Give a count of the lines below that have the string "color" in them, with no other words.

##### Data section #####

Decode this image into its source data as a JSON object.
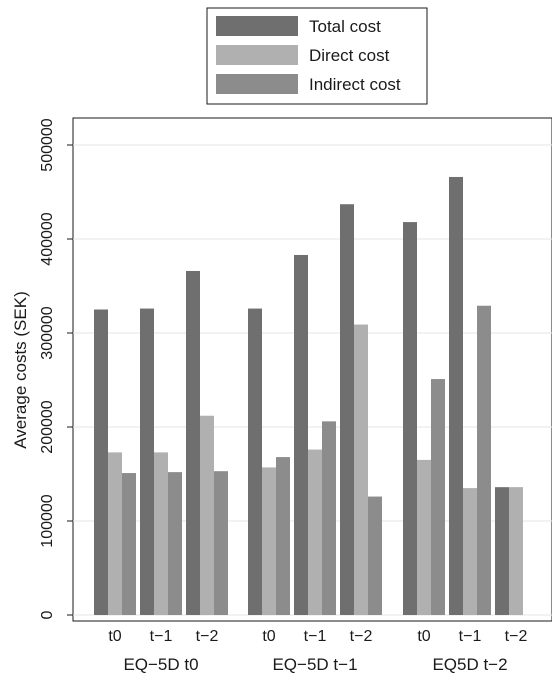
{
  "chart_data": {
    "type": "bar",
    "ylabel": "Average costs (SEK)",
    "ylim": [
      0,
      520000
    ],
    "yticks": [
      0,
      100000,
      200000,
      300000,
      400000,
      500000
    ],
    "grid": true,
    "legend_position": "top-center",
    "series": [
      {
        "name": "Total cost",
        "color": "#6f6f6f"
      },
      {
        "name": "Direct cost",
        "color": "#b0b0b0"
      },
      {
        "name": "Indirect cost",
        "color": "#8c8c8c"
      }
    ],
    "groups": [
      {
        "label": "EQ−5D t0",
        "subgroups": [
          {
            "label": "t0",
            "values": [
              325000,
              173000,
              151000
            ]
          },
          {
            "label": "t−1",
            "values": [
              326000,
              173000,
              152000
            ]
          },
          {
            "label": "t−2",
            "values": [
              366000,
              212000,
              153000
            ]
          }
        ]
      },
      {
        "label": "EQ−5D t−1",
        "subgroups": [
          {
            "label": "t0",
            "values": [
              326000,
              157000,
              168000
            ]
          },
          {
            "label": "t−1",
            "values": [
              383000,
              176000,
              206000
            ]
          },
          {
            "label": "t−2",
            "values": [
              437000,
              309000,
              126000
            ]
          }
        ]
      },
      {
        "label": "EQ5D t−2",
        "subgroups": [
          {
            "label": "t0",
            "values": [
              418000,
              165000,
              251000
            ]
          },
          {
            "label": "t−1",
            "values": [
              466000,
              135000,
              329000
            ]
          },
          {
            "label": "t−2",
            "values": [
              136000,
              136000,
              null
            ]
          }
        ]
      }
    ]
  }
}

#####

* **Worked solution**: 3